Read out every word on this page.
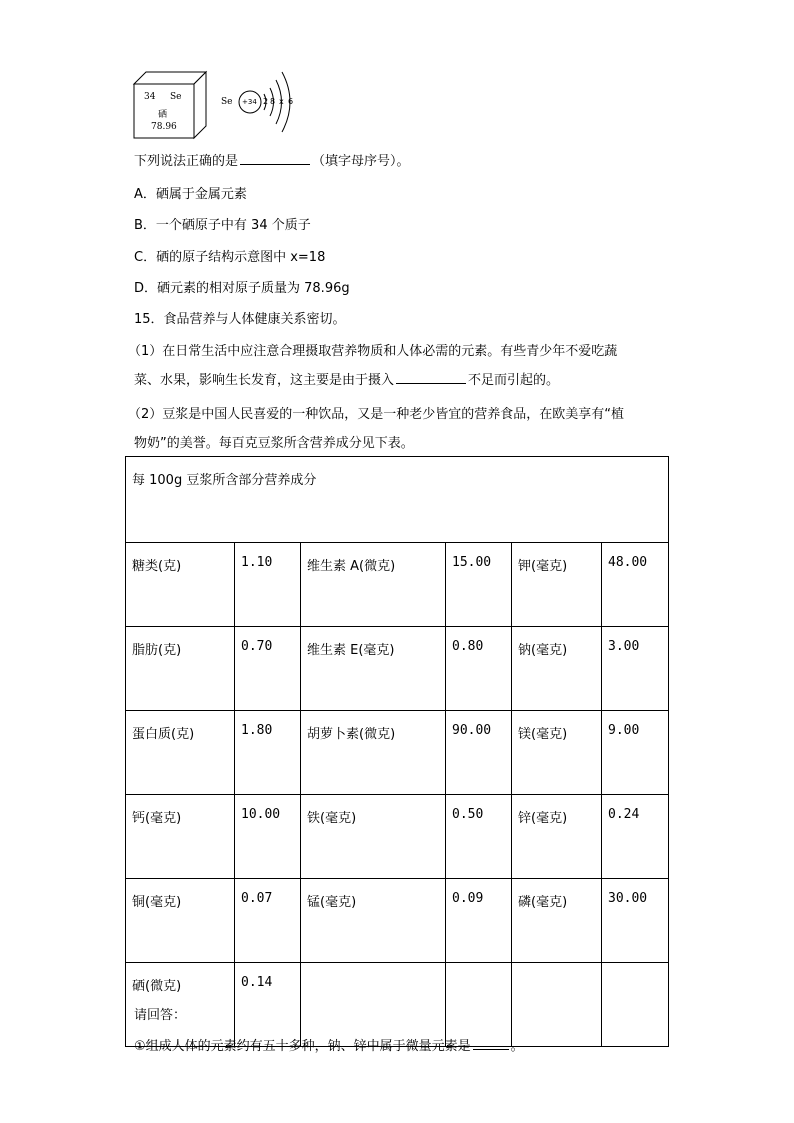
34 Se
硒
78.96
Se +34 2 8 x 6
下列说法正确的是	（填字母序号）。
A．硒属于金属元素
B．一个硒原子中有 34 个质子
C．硒的原子结构示意图中 x=18
D．硒元素的相对原子质量为 78.96g
15．食品营养与人体健康关系密切。
（1）在日常生活中应注意合理摄取营养物质和人体必需的元素。有些青少年不爱吃蔬
菜、水果，影响生长发育，这主要是由于摄入	不足而引起的。
（2）豆浆是中国人民喜爱的一种饮品，又是一种老少皆宜的营养食品，在欧美享有“植
物奶”的美誉。每百克豆浆所含营养成分见下表。
每 100g 豆浆所含部分营养成分					
糖类(克)	1.10	维生素 A(微克)	15.00	钾(毫克)	48.00
脂肪(克)	0.70	维生素 E(毫克)	0.80	钠(毫克)	3.00
蛋白质(克)	1.80	胡萝卜素(微克)	90.00	镁(毫克)	9.00
钙(毫克)	10.00	铁(毫克)	0.50	锌(毫克)	0.24
铜(毫克)	0.07	锰(毫克)	0.09	磷(毫克)	30.00
硒(微克)	0.14				
请回答：
①组成人体的元素约有五十多种，钠、锌中属于微量元素是	。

▬▬▬▬▬▬▬▬▬▬

Exercise brief :: Leave out the pictures and print every line of the data exactly.

Answer to the problem ::
Read out every word on this page.
34 Se
硒
78.96
Se +34 2 8 x 6
下列说法正确的是	（填字母序号）。
A．硒属于金属元素
B．一个硒原子中有 34 个质子
C．硒的原子结构示意图中 x=18
D．硒元素的相对原子质量为 78.96g
15．食品营养与人体健康关系密切。
（1）在日常生活中应注意合理摄取营养物质和人体必需的元素。有些青少年不爱吃蔬
菜、水果，影响生长发育，这主要是由于摄入	不足而引起的。
（2）豆浆是中国人民喜爱的一种饮品，又是一种老少皆宜的营养食品，在欧美享有“植
物奶”的美誉。每百克豆浆所含营养成分见下表。
每 100g 豆浆所含部分营养成分					
糖类(克)	1.10	维生素 A(微克)	15.00	钾(毫克)	48.00
脂肪(克)	0.70	维生素 E(毫克)	0.80	钠(毫克)	3.00
蛋白质(克)	1.80	胡萝卜素(微克)	90.00	镁(毫克)	9.00
钙(毫克)	10.00	铁(毫克)	0.50	锌(毫克)	0.24
铜(毫克)	0.07	锰(毫克)	0.09	磷(毫克)	30.00
硒(微克)	0.14				
请回答：
①组成人体的元素约有五十多种，钠、锌中属于微量元素是	。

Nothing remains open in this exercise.